--- INFORMATION PROVIDED ---

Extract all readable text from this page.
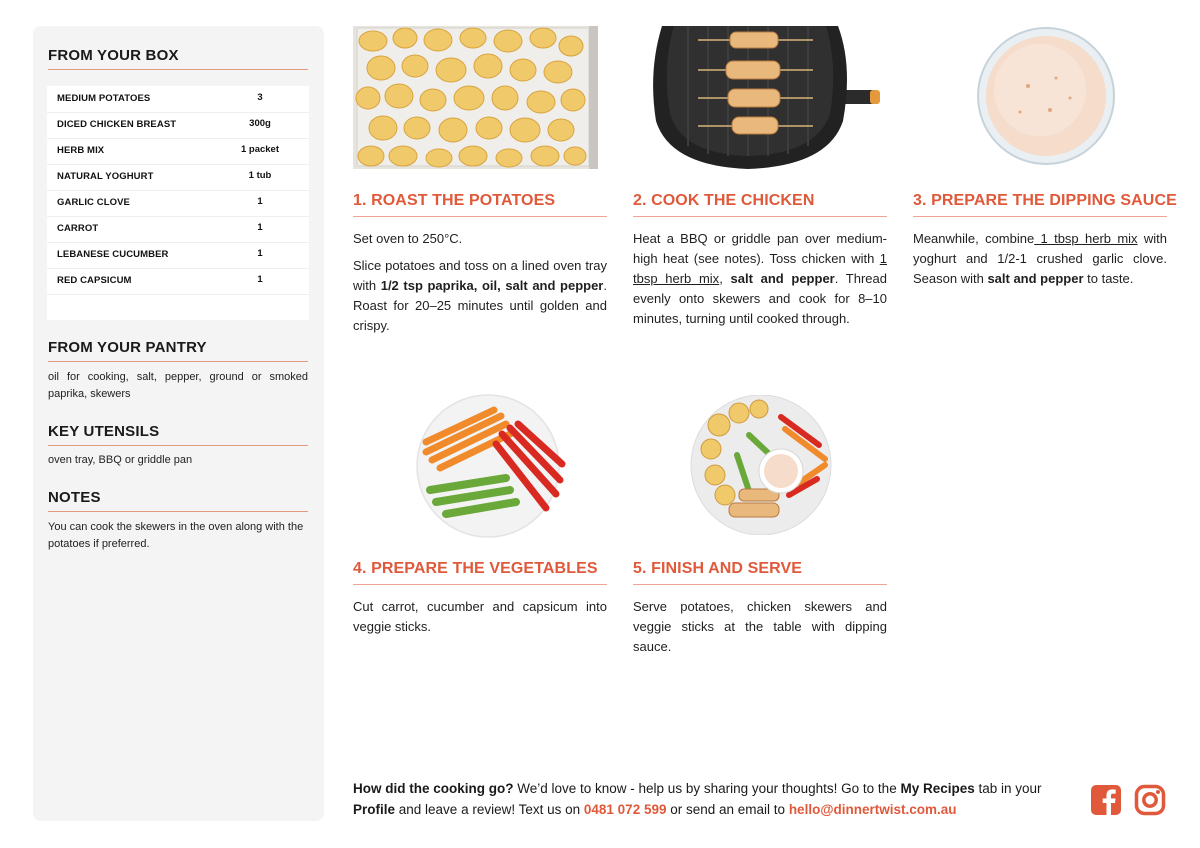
FROM YOUR BOX
MEDIUM POTATOES	3
DICED CHICKEN BREAST	300g
HERB MIX	1 packet
NATURAL YOGHURT	1 tub
GARLIC CLOVE	1
CARROT	1
LEBANESE CUCUMBER	1
RED CAPSICUM	1
FROM YOUR PANTRY
oil for cooking, salt, pepper, ground or smoked paprika, skewers
KEY UTENSILS
oven tray, BBQ or griddle pan
NOTES
You can cook the skewers in the oven along with the potatoes if preferred.
1. ROAST THE POTATOES

Set oven to 250°C.

Slice potatoes and toss on a lined oven tray with 1/2 tsp paprika, oil, salt and pepper. Roast for 20–25 minutes until golden and crispy.

2. COOK THE CHICKEN

Heat a BBQ or griddle pan over medium-high heat (see notes). Toss chicken with 1 tbsp herb mix, salt and pepper. Thread evenly onto skewers and cook for 8–10 minutes, turning until cooked through.

3. PREPARE THE DIPPING SAUCE

Meanwhile, combine 1 tbsp herb mix with yoghurt and 1/2-1 crushed garlic clove. Season with salt and pepper to taste.

4. PREPARE THE VEGETABLES
Cut carrot, cucumber and capsicum into veggie sticks.
5. FINISH AND SERVE
Serve potatoes, chicken skewers and veggie sticks at the table with dipping sauce.
How did the cooking go? We’d love to know - help us by sharing your thoughts! Go to the My Recipes tab in your Profile and leave a review! Text us on 0481 072 599 or send an email to hello@dinnertwist.com.au
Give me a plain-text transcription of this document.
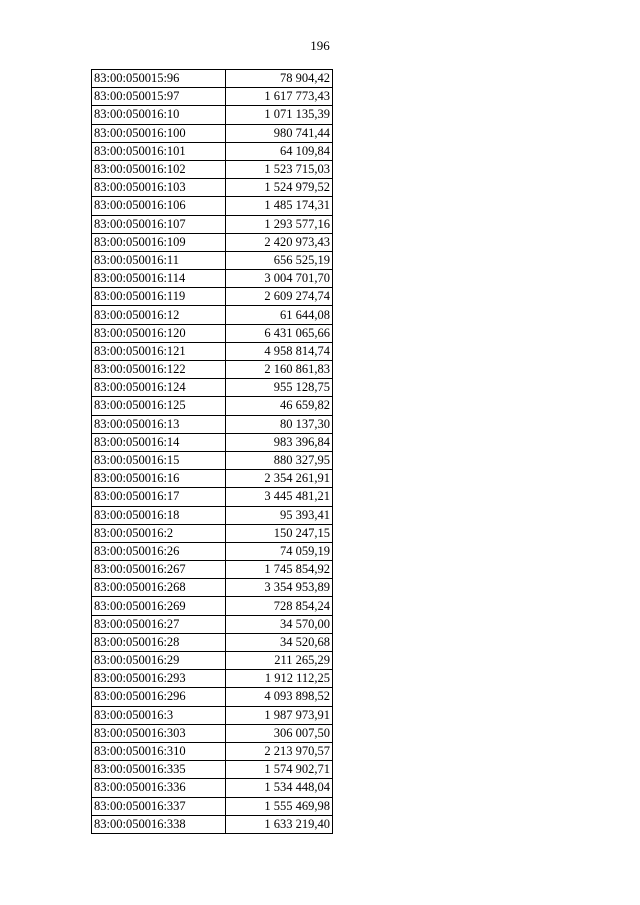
196
83:00:050015:96	78 904,42
83:00:050015:97	1 617 773,43
83:00:050016:10	1 071 135,39
83:00:050016:100	980 741,44
83:00:050016:101	64 109,84
83:00:050016:102	1 523 715,03
83:00:050016:103	1 524 979,52
83:00:050016:106	1 485 174,31
83:00:050016:107	1 293 577,16
83:00:050016:109	2 420 973,43
83:00:050016:11	656 525,19
83:00:050016:114	3 004 701,70
83:00:050016:119	2 609 274,74
83:00:050016:12	61 644,08
83:00:050016:120	6 431 065,66
83:00:050016:121	4 958 814,74
83:00:050016:122	2 160 861,83
83:00:050016:124	955 128,75
83:00:050016:125	46 659,82
83:00:050016:13	80 137,30
83:00:050016:14	983 396,84
83:00:050016:15	880 327,95
83:00:050016:16	2 354 261,91
83:00:050016:17	3 445 481,21
83:00:050016:18	95 393,41
83:00:050016:2	150 247,15
83:00:050016:26	74 059,19
83:00:050016:267	1 745 854,92
83:00:050016:268	3 354 953,89
83:00:050016:269	728 854,24
83:00:050016:27	34 570,00
83:00:050016:28	34 520,68
83:00:050016:29	211 265,29
83:00:050016:293	1 912 112,25
83:00:050016:296	4 093 898,52
83:00:050016:3	1 987 973,91
83:00:050016:303	306 007,50
83:00:050016:310	2 213 970,57
83:00:050016:335	1 574 902,71
83:00:050016:336	1 534 448,04
83:00:050016:337	1 555 469,98
83:00:050016:338	1 633 219,40
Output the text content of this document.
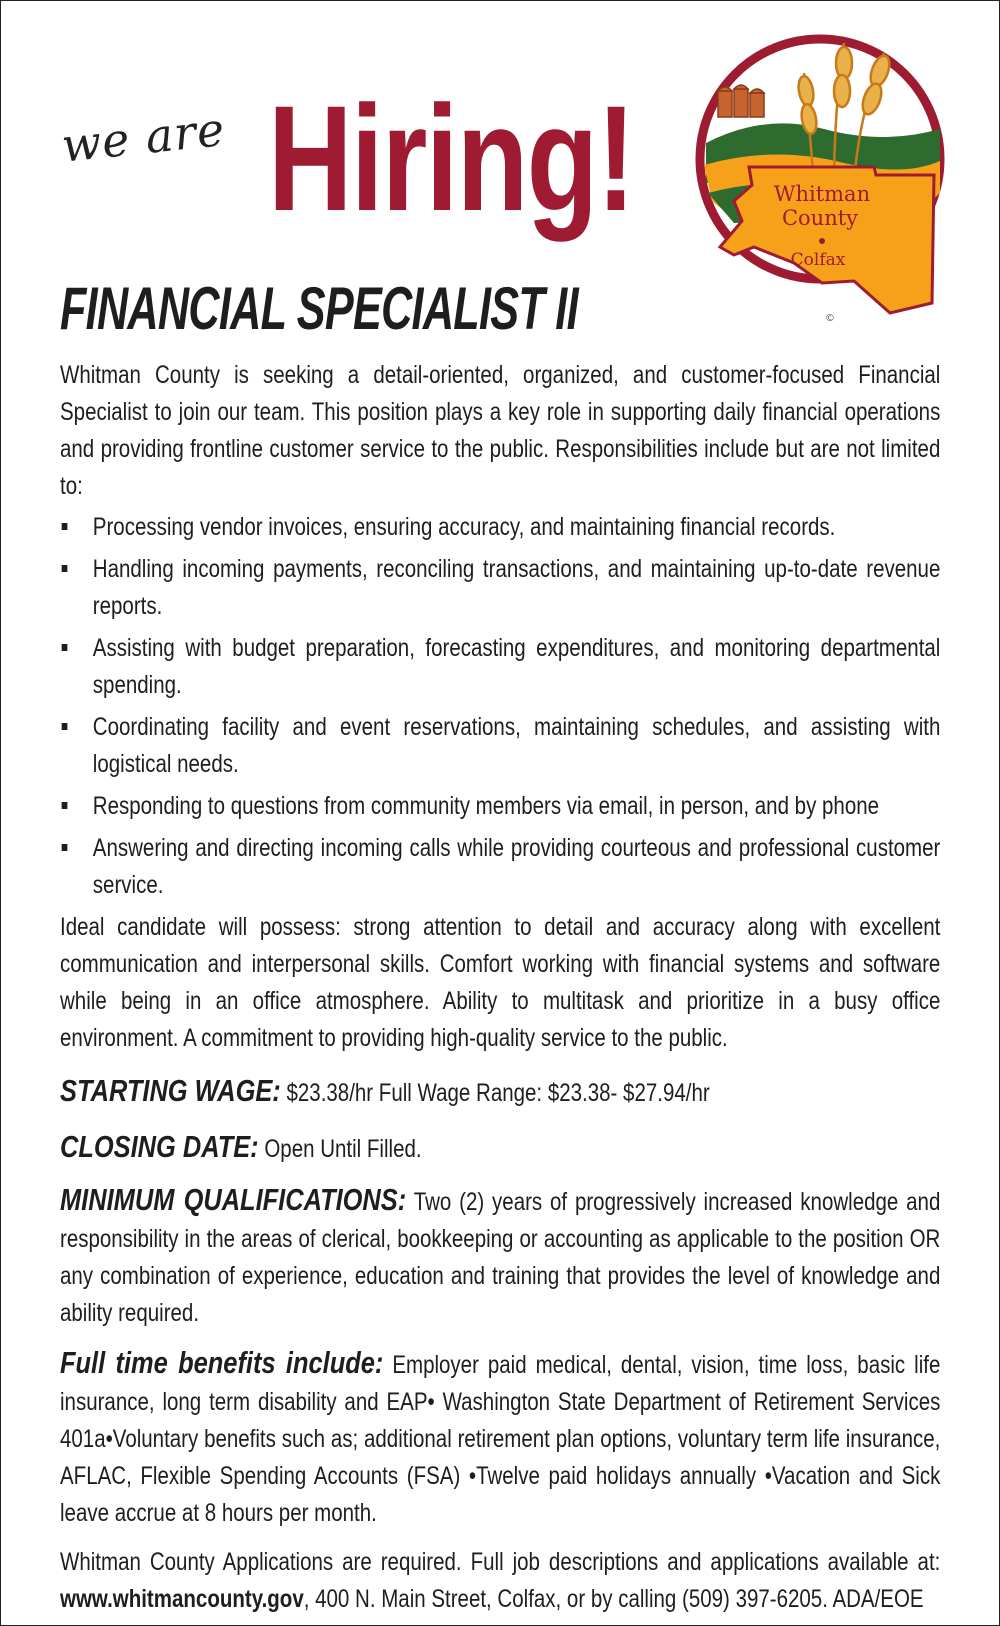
we are Hiring!	Whitman
County
Colfax
©
FINANCIAL SPECIALIST II

Whitman County is seeking a detail-oriented, organized, and customer-focused Financial Specialist to join our team. This position plays a key role in supporting daily financial operations and providing frontline customer service to the public. Responsibilities include but are not limited to:

Processing vendor invoices, ensuring accuracy, and maintaining financial records.
Handling incoming payments, reconciling transactions, and maintaining up-to-date revenue reports.
Assisting with budget preparation, forecasting expenditures, and monitoring departmental spending.
Coordinating facility and event reservations, maintaining schedules, and assisting with logistical needs.
Responding to questions from community members via email, in person, and by phone
Answering and directing incoming calls while providing courteous and professional customer service.

Ideal candidate will possess: strong attention to detail and accuracy along with excellent communication and interpersonal skills. Comfort working with financial systems and software while being in an office atmosphere. Ability to multitask and prioritize in a busy office environment. A commitment to providing high-quality service to the public.

STARTING WAGE: $23.38/hr Full Wage Range: $23.38- $27.94/hr

CLOSING DATE: Open Until Filled.

MINIMUM QUALIFICATIONS: Two (2) years of progressively increased knowledge and responsibility in the areas of clerical, bookkeeping or accounting as applicable to the position OR any combination of experience, education and training that provides the level of knowledge and ability required.

Full time benefits include: Employer paid medical, dental, vision, time loss, basic life insurance, long term disability and EAP• Washington State Department of Retirement Services 401a•Voluntary benefits such as; additional retirement plan options, voluntary term life insurance, AFLAC, Flexible Spending Accounts (FSA) •Twelve paid holidays annually •Vacation and Sick leave accrue at 8 hours per month.

Whitman County Applications are required. Full job descriptions and applications available at: www.whitmancounty.gov, 400 N. Main Street, Colfax, or by calling (509) 397-6205. ADA/EOE
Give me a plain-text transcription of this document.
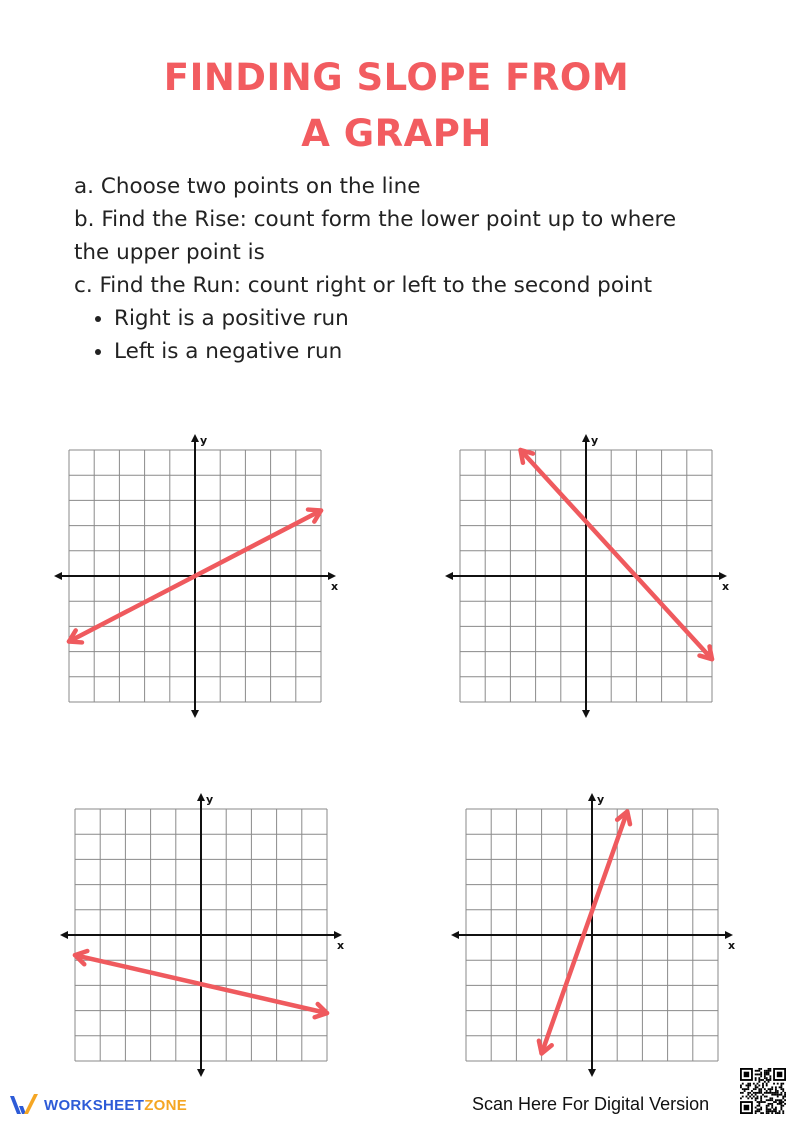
FINDING SLOPE FROM
A GRAPH
a. Choose two points on the line
b. Find the Rise: count form the lower point up to where
the upper point is
c. Find the Run: count right or left to the second point
• Right is a positive run
• Left is a negative run
x
y
x
y
x
y
x
y
WORKSHEETZONE	Scan Here For Digital Version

---

▶ [AIM OF THE EXERCISE] Copy out all the data exactly; skip the pictures.

▶ [TASK RESULT]
Extract all readable text from this page.
FROM YOUR BOX
MEDIUM POTATOES	3
DICED CHICKEN BREAST	300g
HERB MIX	1 packet
NATURAL YOGHURT	1 tub
GARLIC CLOVE	1
CARROT	1
LEBANESE CUCUMBER	1
RED CAPSICUM	1
FROM YOUR PANTRY
oil for cooking, salt, pepper, ground or smoked paprika, skewers
KEY UTENSILS
oven tray, BBQ or griddle pan
NOTES
You can cook the skewers in the oven along with the potatoes if preferred.
1. ROAST THE POTATOES

Set oven to 250°C.

Slice potatoes and toss on a lined oven tray with 1/2 tsp paprika, oil, salt and pepper. Roast for 20–25 minutes until golden and crispy.

2. COOK THE CHICKEN

Heat a BBQ or griddle pan over medium-high heat (see notes). Toss chicken with 1 tbsp herb mix, salt and pepper. Thread evenly onto skewers and cook for 8–10 minutes, turning until cooked through.

3. PREPARE THE DIPPING SAUCE

Meanwhile, combine 1 tbsp herb mix with yoghurt and 1/2-1 crushed garlic clove. Season with salt and pepper to taste.

4. PREPARE THE VEGETABLES
Cut carrot, cucumber and capsicum into veggie sticks.
5. FINISH AND SERVE
Serve potatoes, chicken skewers and veggie sticks at the table with dipping sauce.
How did the cooking go? We’d love to know - help us by sharing your thoughts! Go to the My Recipes tab in your Profile and leave a review! Text us on 0481 072 599 or send an email to hello@dinnertwist.com.au
Give me a plain-text transcription of this document.
196
83:00:050015:96	78 904,42
83:00:050015:97	1 617 773,43
83:00:050016:10	1 071 135,39
83:00:050016:100	980 741,44
83:00:050016:101	64 109,84
83:00:050016:102	1 523 715,03
83:00:050016:103	1 524 979,52
83:00:050016:106	1 485 174,31
83:00:050016:107	1 293 577,16
83:00:050016:109	2 420 973,43
83:00:050016:11	656 525,19
83:00:050016:114	3 004 701,70
83:00:050016:119	2 609 274,74
83:00:050016:12	61 644,08
83:00:050016:120	6 431 065,66
83:00:050016:121	4 958 814,74
83:00:050016:122	2 160 861,83
83:00:050016:124	955 128,75
83:00:050016:125	46 659,82
83:00:050016:13	80 137,30
83:00:050016:14	983 396,84
83:00:050016:15	880 327,95
83:00:050016:16	2 354 261,91
83:00:050016:17	3 445 481,21
83:00:050016:18	95 393,41
83:00:050016:2	150 247,15
83:00:050016:26	74 059,19
83:00:050016:267	1 745 854,92
83:00:050016:268	3 354 953,89
83:00:050016:269	728 854,24
83:00:050016:27	34 570,00
83:00:050016:28	34 520,68
83:00:050016:29	211 265,29
83:00:050016:293	1 912 112,25
83:00:050016:296	4 093 898,52
83:00:050016:3	1 987 973,91
83:00:050016:303	306 007,50
83:00:050016:310	2 213 970,57
83:00:050016:335	1 574 902,71
83:00:050016:336	1 534 448,04
83:00:050016:337	1 555 469,98
83:00:050016:338	1 633 219,40
Output the text content of this document.
we are Hiring!	Whitman
County
Colfax
©
FINANCIAL SPECIALIST II

Whitman County is seeking a detail-oriented, organized, and customer-focused Financial Specialist to join our team. This position plays a key role in supporting daily financial operations and providing frontline customer service to the public. Responsibilities include but are not limited to:

Processing vendor invoices, ensuring accuracy, and maintaining financial records.
Handling incoming payments, reconciling transactions, and maintaining up-to-date revenue reports.
Assisting with budget preparation, forecasting expenditures, and monitoring departmental spending.
Coordinating facility and event reservations, maintaining schedules, and assisting with logistical needs.
Responding to questions from community members via email, in person, and by phone
Answering and directing incoming calls while providing courteous and professional customer service.

Ideal candidate will possess: strong attention to detail and accuracy along with excellent communication and interpersonal skills. Comfort working with financial systems and software while being in an office atmosphere. Ability to multitask and prioritize in a busy office environment. A commitment to providing high-quality service to the public.

STARTING WAGE: $23.38/hr Full Wage Range: $23.38- $27.94/hr

CLOSING DATE: Open Until Filled.

MINIMUM QUALIFICATIONS: Two (2) years of progressively increased knowledge and responsibility in the areas of clerical, bookkeeping or accounting as applicable to the position OR any combination of experience, education and training that provides the level of knowledge and ability required.

Full time benefits include: Employer paid medical, dental, vision, time loss, basic life insurance, long term disability and EAP• Washington State Department of Retirement Services 401a•Voluntary benefits such as; additional retirement plan options, voluntary term life insurance, AFLAC, Flexible Spending Accounts (FSA) •Twelve paid holidays annually •Vacation and Sick leave accrue at 8 hours per month.

Whitman County Applications are required. Full job descriptions and applications available at: www.whitmancounty.gov, 400 N. Main Street, Colfax, or by calling (509) 397-6205. ADA/EOE
Give me a plain-text transcription of this document.
FINDING SLOPE FROM
A GRAPH
a. Choose two points on the line
b. Find the Rise: count form the lower point up to where
the upper point is
c. Find the Run: count right or left to the second point
• Right is a positive run
• Left is a negative run
x
y
x
y
x
y
x
y
WORKSHEETZONE	Scan Here For Digital Version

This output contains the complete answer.